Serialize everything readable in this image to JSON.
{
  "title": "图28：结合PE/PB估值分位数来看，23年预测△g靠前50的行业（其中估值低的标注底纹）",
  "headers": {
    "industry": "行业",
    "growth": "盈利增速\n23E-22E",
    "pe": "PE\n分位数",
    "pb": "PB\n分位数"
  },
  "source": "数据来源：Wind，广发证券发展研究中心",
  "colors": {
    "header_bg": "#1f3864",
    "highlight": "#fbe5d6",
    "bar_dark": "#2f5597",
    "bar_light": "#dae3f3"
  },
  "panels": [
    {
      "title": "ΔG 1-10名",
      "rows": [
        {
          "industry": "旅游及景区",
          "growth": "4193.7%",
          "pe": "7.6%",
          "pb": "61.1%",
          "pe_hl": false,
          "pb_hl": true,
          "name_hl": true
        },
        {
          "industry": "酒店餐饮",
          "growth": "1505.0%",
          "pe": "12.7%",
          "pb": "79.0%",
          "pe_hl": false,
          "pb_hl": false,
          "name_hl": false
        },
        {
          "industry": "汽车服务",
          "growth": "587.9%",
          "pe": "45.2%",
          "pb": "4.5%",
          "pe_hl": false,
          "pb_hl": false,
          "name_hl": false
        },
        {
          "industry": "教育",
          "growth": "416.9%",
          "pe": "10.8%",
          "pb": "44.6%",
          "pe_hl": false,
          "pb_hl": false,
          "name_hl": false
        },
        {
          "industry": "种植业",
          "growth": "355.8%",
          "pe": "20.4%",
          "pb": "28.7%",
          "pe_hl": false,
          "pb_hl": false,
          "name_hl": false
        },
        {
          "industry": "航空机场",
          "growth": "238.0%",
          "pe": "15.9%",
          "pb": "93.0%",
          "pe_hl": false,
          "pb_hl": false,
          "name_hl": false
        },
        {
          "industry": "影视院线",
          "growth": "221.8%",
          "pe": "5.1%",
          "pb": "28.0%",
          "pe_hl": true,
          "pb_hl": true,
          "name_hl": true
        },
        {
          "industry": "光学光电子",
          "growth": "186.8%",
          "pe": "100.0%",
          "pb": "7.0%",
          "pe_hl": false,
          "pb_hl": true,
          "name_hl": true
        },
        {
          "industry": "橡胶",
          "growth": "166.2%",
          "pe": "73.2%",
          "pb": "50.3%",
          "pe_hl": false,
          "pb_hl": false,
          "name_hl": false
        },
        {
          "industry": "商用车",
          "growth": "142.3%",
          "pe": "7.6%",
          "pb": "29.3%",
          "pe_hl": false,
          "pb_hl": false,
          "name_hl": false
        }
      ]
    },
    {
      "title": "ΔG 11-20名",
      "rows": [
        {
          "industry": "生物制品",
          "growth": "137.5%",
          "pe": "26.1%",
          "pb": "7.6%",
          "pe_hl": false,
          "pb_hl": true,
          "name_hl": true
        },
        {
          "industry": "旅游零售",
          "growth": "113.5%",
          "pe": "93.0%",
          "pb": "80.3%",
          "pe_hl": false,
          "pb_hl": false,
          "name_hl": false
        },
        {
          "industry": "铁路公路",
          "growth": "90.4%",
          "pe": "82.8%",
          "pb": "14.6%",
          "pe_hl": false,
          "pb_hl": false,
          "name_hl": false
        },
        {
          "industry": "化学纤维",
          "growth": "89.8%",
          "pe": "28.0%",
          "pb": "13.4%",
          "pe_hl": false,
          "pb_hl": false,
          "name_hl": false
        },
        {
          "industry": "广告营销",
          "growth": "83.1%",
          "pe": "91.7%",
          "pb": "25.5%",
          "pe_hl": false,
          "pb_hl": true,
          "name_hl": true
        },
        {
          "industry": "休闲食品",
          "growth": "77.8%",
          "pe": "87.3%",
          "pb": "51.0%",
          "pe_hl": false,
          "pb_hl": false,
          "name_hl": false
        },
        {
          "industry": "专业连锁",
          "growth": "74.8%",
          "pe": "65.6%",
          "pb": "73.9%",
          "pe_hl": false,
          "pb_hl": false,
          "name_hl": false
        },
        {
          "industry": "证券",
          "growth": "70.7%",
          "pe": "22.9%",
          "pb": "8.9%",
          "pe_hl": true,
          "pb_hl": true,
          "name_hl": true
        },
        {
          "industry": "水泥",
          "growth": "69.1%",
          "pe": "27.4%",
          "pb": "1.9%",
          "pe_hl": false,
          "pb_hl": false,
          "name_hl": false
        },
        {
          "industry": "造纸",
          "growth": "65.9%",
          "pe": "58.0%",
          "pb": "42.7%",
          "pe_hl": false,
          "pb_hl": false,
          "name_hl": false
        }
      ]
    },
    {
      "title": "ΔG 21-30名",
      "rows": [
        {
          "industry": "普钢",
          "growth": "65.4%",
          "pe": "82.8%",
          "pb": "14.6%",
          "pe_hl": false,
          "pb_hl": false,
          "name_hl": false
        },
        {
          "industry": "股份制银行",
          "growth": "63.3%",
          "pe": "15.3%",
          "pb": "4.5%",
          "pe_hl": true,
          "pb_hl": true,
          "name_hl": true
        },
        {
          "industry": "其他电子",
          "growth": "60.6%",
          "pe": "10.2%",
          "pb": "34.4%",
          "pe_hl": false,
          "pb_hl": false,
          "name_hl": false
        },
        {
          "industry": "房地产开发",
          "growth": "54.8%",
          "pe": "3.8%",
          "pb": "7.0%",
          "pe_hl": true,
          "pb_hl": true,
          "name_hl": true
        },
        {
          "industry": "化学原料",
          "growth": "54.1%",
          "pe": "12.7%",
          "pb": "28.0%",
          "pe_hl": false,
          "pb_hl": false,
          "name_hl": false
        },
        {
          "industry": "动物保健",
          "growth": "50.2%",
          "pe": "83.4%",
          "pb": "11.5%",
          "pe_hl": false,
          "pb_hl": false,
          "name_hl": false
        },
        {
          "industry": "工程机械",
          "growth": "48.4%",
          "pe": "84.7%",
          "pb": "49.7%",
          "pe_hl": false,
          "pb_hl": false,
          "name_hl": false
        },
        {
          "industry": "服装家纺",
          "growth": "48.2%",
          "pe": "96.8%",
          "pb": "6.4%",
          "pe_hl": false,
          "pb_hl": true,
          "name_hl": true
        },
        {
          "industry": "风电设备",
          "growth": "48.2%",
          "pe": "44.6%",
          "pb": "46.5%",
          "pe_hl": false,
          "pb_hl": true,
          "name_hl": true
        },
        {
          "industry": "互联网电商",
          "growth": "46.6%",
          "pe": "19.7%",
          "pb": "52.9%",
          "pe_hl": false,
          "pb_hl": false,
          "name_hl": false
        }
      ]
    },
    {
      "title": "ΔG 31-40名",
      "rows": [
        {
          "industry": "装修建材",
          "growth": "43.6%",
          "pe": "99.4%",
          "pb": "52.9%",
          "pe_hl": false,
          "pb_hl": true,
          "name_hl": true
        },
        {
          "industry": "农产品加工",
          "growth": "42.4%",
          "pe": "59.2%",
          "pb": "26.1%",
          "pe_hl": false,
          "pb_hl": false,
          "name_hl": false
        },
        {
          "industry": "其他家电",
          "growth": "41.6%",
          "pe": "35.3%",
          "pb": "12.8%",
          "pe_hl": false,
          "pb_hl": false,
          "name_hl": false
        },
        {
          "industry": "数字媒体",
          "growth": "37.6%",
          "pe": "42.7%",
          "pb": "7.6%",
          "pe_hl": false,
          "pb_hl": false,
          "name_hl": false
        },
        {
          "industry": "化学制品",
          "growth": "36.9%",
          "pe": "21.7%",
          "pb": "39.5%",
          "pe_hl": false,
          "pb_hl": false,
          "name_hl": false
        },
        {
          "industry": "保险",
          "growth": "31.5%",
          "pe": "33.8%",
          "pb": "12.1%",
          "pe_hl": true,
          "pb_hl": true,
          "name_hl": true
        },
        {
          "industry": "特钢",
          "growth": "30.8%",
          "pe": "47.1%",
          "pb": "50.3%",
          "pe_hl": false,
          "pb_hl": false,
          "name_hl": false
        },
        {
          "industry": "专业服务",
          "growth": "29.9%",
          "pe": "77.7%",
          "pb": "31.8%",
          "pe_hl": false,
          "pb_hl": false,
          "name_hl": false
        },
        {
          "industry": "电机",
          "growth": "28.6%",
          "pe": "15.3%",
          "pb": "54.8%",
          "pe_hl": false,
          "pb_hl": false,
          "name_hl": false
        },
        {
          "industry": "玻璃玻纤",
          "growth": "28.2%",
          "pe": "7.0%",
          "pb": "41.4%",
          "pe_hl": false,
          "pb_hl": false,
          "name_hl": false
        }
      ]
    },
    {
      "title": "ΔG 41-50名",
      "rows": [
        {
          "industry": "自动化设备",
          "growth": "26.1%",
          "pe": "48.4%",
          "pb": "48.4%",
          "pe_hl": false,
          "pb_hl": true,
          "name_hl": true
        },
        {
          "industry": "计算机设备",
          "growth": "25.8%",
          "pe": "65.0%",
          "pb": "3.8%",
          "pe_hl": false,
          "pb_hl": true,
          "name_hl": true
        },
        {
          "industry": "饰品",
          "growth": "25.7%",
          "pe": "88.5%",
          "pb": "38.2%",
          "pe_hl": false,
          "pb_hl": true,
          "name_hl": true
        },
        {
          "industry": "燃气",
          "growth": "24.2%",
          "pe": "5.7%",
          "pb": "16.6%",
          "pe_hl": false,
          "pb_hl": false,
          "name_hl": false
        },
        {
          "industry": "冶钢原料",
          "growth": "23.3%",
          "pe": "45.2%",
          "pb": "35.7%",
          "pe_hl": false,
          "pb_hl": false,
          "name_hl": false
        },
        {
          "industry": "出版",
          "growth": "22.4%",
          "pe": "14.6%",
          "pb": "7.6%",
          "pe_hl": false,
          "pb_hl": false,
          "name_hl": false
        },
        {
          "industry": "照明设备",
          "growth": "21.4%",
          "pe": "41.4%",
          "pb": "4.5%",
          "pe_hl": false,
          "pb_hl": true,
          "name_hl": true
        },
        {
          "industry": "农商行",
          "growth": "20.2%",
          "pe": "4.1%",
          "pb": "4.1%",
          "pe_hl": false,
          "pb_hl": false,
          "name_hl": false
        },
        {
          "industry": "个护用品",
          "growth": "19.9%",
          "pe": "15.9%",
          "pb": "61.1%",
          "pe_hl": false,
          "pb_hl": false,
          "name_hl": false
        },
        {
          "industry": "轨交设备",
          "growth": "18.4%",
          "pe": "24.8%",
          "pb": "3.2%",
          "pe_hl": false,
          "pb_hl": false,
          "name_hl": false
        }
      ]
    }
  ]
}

================

- **STATED GOAL**:
Return each line where "title" shows up.

- **FINISHED ANSWER**:
  "title": "图28：结合PE/PB估值分位数来看，23年预测△g靠前50的行业（其中估值低的标注底纹）",
      "title": "ΔG 1-10名",
      "title": "ΔG 11-20名",
      "title": "ΔG 21-30名",
      "title": "ΔG 31-40名",
      "title": "ΔG 41-50名",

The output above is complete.